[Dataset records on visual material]
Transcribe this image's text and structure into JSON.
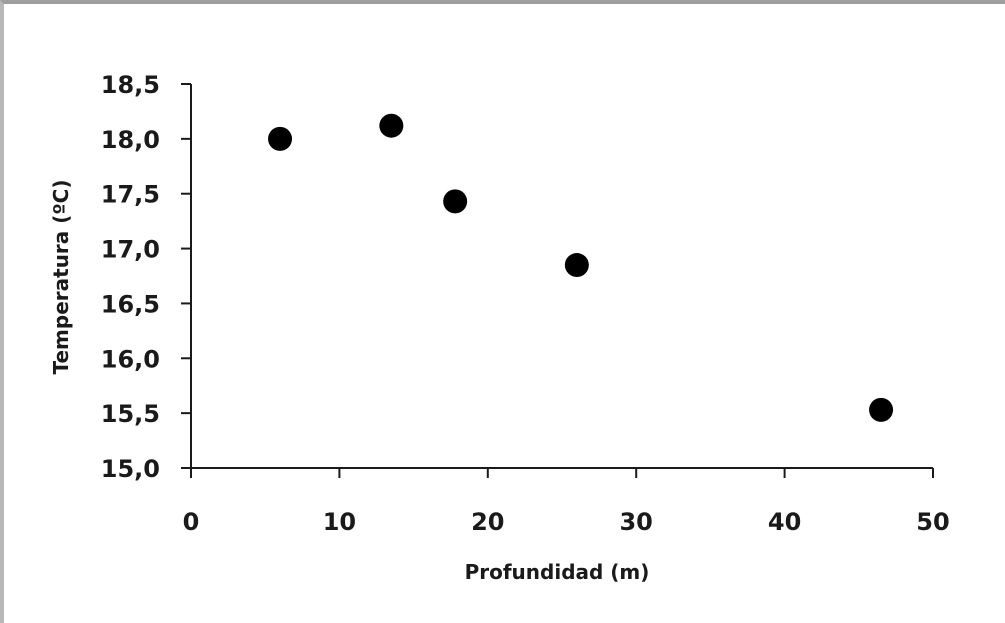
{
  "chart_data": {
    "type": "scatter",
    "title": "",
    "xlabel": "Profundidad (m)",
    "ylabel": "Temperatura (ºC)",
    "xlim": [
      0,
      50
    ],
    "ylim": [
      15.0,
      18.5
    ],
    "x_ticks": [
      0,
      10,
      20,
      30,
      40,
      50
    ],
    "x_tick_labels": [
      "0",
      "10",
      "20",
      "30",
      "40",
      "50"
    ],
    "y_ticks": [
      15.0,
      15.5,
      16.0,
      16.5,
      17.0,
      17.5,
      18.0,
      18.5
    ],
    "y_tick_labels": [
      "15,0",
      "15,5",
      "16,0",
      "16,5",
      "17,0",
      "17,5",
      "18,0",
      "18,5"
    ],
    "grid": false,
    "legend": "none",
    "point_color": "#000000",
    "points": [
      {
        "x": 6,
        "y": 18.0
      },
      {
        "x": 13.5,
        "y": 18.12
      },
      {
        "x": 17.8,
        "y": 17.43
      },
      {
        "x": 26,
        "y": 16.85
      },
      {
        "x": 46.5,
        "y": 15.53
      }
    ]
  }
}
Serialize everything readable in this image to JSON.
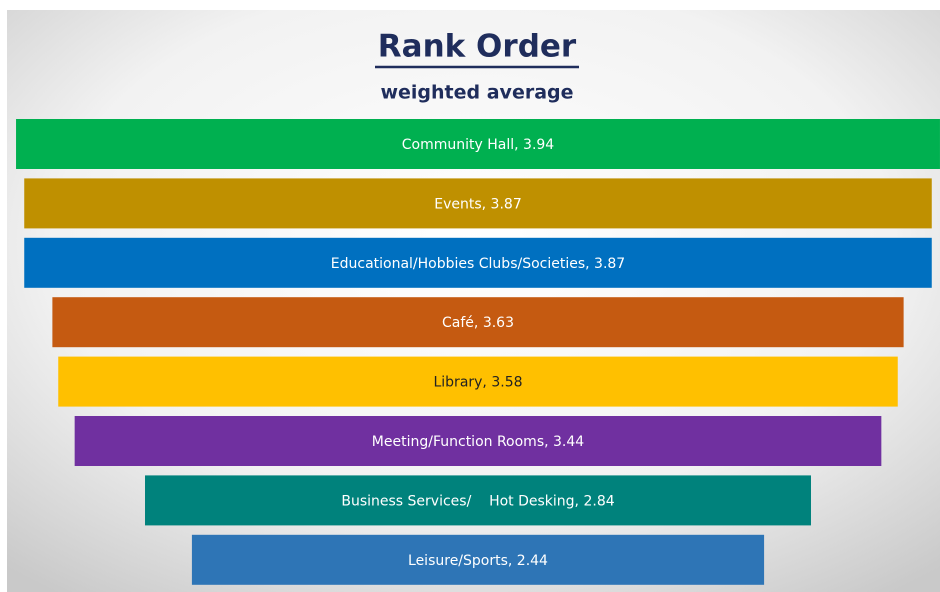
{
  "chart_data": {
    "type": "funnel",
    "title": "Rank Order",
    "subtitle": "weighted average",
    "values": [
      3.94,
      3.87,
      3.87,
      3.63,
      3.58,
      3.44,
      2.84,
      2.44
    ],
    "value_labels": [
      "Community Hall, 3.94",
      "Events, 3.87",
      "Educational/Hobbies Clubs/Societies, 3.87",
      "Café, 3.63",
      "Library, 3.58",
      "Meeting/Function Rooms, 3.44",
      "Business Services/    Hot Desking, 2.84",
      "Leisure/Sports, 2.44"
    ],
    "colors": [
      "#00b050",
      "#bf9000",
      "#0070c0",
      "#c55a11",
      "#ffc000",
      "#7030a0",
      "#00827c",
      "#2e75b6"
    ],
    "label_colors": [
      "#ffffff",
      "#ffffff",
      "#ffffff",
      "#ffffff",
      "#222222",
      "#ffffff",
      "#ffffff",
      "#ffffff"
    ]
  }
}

# PROMPT:
Find the lines above that contain the word "JSON" and collect them.

# FULL RESPONSE:
Transcribe this image's text and structure into JSON.
Serialize everything readable in this image to JSON.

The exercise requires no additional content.